─── Information provided ───

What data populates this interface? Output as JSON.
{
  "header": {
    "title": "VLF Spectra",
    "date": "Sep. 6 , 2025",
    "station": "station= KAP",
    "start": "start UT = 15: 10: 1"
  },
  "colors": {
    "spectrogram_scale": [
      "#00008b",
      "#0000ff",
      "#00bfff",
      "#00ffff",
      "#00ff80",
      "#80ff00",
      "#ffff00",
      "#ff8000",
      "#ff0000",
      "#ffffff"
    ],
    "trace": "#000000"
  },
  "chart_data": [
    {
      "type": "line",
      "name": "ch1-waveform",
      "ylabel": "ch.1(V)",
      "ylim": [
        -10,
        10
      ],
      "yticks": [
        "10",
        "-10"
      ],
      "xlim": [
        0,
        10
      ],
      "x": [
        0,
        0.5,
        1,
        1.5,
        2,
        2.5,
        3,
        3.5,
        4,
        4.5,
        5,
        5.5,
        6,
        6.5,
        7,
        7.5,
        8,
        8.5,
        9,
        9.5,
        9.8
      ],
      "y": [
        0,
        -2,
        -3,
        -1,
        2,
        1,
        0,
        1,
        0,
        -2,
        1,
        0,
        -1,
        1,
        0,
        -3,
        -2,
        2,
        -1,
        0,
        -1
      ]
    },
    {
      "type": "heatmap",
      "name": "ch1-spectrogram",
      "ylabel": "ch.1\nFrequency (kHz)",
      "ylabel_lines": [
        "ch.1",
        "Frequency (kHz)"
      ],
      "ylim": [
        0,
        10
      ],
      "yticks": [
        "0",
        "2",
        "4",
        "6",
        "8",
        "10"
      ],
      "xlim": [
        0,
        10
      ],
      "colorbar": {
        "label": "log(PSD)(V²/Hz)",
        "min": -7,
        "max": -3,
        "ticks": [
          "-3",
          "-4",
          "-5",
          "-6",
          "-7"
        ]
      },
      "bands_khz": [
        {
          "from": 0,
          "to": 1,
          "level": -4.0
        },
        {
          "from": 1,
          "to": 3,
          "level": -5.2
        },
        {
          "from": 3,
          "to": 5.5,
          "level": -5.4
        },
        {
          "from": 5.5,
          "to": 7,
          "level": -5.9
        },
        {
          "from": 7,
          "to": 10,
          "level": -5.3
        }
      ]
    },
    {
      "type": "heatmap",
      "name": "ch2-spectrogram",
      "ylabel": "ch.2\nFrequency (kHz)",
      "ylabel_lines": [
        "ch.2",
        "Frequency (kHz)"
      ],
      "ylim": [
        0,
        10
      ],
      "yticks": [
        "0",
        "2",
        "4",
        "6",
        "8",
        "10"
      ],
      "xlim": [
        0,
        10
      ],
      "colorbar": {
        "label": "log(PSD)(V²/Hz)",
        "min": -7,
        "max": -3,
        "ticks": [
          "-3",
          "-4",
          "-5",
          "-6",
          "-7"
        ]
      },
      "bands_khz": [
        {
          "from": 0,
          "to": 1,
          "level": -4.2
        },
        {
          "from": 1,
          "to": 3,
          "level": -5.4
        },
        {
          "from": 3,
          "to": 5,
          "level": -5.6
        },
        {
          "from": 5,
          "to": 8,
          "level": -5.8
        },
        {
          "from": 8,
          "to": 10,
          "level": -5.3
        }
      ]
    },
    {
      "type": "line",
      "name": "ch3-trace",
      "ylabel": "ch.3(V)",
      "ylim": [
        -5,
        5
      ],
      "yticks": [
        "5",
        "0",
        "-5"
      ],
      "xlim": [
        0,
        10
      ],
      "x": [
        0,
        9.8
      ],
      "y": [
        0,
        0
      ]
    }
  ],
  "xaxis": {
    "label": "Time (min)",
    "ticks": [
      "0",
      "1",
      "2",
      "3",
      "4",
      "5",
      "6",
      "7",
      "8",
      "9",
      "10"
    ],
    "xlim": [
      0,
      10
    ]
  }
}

───

* **Problem description**:
Go through the records above and copy every line with the word "name".

* **Exercise response**:
      "name": "ch1-waveform",
      "name": "ch1-spectrogram",
      "name": "ch2-spectrogram",
      "name": "ch3-trace",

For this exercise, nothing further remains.